Input data:
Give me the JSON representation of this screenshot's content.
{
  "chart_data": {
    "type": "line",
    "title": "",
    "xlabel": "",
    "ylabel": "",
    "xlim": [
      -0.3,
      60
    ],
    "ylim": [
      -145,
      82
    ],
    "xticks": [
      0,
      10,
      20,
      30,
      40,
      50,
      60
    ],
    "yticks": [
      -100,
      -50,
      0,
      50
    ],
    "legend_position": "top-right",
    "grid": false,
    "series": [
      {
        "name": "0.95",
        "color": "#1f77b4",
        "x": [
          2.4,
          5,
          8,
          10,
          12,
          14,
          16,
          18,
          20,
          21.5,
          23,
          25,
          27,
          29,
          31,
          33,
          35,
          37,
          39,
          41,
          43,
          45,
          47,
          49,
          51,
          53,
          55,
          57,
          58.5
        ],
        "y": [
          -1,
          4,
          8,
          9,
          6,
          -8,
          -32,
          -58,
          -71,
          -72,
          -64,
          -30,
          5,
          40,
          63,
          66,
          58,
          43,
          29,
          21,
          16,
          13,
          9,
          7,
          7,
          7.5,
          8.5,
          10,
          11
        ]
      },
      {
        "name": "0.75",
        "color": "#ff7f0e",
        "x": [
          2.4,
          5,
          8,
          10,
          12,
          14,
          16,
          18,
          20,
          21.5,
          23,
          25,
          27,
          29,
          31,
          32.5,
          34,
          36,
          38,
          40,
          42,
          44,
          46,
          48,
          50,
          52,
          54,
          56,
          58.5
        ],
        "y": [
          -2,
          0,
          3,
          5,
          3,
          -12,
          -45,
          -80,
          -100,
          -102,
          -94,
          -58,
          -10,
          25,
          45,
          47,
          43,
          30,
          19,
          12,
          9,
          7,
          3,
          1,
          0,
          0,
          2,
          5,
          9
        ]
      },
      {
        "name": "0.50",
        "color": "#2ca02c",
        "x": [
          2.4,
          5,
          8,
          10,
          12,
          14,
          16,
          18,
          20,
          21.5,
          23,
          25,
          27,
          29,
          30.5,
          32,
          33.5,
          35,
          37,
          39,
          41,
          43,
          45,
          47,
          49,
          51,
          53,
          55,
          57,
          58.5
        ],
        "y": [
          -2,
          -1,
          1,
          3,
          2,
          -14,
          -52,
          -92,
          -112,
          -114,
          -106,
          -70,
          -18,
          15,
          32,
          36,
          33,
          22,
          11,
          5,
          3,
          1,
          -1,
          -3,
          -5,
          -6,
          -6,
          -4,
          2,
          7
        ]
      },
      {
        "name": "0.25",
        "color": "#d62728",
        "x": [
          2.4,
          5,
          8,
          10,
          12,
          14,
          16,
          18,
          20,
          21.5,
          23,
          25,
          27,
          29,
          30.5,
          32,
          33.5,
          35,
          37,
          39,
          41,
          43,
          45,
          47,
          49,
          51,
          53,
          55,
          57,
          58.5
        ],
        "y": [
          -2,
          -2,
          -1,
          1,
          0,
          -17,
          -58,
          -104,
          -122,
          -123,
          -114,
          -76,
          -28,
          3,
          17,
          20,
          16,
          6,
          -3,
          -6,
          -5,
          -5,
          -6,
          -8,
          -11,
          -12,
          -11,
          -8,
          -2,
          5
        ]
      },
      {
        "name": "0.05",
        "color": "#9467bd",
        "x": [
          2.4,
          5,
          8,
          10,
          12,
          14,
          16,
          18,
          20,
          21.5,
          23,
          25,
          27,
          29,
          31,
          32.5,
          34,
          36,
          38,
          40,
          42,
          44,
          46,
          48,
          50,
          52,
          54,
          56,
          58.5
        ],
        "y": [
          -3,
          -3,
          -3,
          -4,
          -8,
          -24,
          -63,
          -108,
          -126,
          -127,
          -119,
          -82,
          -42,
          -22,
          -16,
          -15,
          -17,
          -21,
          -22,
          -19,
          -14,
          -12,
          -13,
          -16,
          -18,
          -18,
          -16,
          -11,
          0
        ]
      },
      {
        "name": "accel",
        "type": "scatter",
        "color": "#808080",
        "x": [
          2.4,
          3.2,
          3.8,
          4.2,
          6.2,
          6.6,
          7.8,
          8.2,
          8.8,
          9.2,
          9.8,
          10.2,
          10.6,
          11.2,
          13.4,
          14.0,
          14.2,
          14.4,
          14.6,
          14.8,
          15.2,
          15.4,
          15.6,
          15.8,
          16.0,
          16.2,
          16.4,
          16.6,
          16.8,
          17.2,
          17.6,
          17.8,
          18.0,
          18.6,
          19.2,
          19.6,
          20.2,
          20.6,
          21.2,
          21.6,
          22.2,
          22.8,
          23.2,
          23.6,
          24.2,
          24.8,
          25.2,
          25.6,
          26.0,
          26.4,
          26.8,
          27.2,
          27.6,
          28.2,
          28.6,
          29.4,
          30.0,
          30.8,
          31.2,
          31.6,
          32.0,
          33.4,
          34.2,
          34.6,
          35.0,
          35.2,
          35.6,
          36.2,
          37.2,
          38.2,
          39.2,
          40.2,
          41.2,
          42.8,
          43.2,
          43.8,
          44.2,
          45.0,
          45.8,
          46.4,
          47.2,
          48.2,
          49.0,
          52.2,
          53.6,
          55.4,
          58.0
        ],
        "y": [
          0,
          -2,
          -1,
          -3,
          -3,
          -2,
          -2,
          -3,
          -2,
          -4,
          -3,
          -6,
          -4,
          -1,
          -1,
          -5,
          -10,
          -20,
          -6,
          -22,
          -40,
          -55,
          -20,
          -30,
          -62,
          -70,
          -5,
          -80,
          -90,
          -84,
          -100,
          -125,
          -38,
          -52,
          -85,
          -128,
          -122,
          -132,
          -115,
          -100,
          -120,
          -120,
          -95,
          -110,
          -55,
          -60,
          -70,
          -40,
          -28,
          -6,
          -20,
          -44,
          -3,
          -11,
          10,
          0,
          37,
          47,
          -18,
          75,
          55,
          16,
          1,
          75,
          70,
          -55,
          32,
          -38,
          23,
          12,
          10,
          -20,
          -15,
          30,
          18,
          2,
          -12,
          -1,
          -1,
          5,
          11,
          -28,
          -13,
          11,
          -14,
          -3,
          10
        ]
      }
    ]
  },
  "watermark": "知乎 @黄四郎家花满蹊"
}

==

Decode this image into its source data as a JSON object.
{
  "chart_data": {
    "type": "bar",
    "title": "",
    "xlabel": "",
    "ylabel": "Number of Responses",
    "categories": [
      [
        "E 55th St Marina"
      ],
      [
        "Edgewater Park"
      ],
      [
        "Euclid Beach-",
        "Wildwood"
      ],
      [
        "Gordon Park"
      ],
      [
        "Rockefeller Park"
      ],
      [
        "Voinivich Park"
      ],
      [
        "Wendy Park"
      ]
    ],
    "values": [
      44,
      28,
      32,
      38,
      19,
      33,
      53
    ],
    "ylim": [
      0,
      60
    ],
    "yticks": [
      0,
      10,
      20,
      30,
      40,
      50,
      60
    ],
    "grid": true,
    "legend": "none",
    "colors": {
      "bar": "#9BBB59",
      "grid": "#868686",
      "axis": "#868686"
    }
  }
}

Exercise:
Identify each line holding the string "JSON", and copy it out.

The output:
Give me the JSON representation of this screenshot's content.
Decode this image into its source data as a JSON object.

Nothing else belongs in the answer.